:: TASK TO COMPLETE ::
Starting with the line that holds "Read all visible content and emit it as JSON.", reproduce each line through the last one of the data, exactly as written. Pictures are not copied.
** START DATA SHOWN **
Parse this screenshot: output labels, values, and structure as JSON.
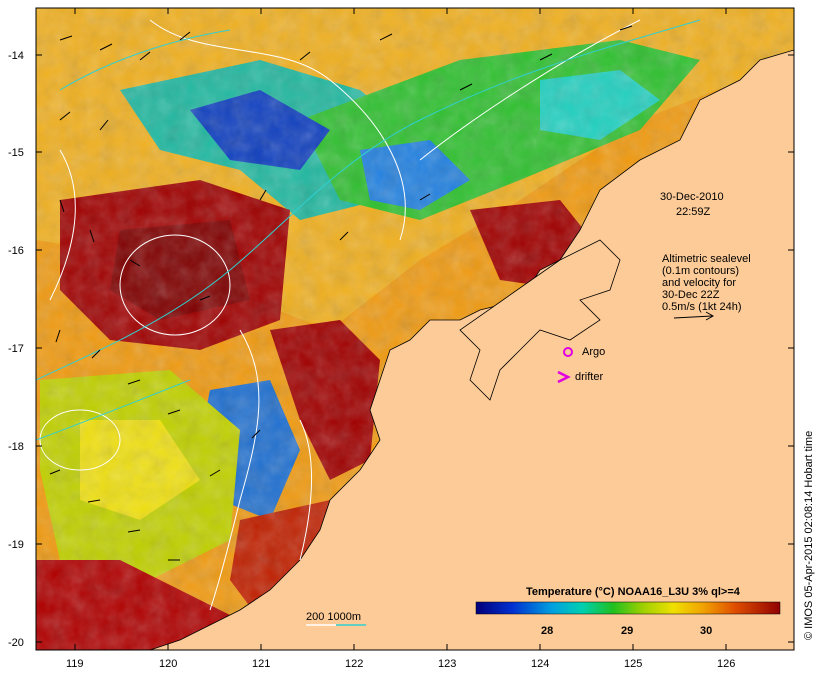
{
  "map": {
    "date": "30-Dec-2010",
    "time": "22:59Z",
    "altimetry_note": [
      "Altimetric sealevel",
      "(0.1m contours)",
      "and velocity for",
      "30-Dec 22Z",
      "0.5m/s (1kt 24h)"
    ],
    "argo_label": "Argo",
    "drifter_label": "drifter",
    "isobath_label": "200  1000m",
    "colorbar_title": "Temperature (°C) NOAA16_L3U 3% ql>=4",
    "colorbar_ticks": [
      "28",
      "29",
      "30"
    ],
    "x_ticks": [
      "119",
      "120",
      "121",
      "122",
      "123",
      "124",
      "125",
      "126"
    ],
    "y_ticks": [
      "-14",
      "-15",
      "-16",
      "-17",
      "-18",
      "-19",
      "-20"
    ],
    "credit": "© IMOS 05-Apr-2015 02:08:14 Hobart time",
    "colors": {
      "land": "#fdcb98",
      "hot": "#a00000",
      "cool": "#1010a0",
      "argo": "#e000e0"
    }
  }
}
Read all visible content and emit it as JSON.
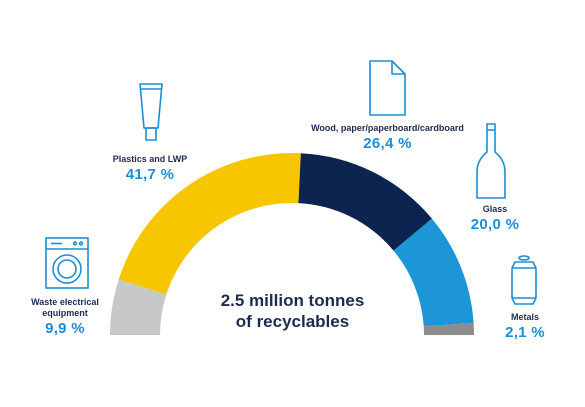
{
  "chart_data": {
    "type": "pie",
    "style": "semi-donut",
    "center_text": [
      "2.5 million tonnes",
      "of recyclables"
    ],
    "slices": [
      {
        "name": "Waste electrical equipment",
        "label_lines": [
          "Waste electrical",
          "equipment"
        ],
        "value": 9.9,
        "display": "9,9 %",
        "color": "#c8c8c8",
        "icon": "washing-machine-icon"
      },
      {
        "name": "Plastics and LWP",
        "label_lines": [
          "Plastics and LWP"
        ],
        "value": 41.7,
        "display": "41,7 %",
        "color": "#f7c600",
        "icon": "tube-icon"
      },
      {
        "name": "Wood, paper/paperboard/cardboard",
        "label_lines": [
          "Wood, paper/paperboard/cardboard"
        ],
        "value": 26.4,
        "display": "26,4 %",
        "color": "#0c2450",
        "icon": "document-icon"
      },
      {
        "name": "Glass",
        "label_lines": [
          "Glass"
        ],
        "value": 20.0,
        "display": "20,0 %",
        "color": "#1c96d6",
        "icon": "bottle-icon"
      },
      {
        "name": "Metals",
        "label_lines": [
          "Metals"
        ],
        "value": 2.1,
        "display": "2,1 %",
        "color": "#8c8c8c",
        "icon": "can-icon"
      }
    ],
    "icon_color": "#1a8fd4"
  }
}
** END DATA SHOWN **
:: RESULT BELOW ::
Read all visible content and emit it as JSON.
{
  "chart_data": {
    "type": "pie",
    "style": "semi-donut",
    "center_text": [
      "2.5 million tonnes",
      "of recyclables"
    ],
    "slices": [
      {
        "name": "Waste electrical equipment",
        "label_lines": [
          "Waste electrical",
          "equipment"
        ],
        "value": 9.9,
        "display": "9,9 %",
        "color": "#c8c8c8",
        "icon": "washing-machine-icon"
      },
      {
        "name": "Plastics and LWP",
        "label_lines": [
          "Plastics and LWP"
        ],
        "value": 41.7,
        "display": "41,7 %",
        "color": "#f7c600",
        "icon": "tube-icon"
      },
      {
        "name": "Wood, paper/paperboard/cardboard",
        "label_lines": [
          "Wood, paper/paperboard/cardboard"
        ],
        "value": 26.4,
        "display": "26,4 %",
        "color": "#0c2450",
        "icon": "document-icon"
      },
      {
        "name": "Glass",
        "label_lines": [
          "Glass"
        ],
        "value": 20.0,
        "display": "20,0 %",
        "color": "#1c96d6",
        "icon": "bottle-icon"
      },
      {
        "name": "Metals",
        "label_lines": [
          "Metals"
        ],
        "value": 2.1,
        "display": "2,1 %",
        "color": "#8c8c8c",
        "icon": "can-icon"
      }
    ],
    "icon_color": "#1a8fd4"
  }
}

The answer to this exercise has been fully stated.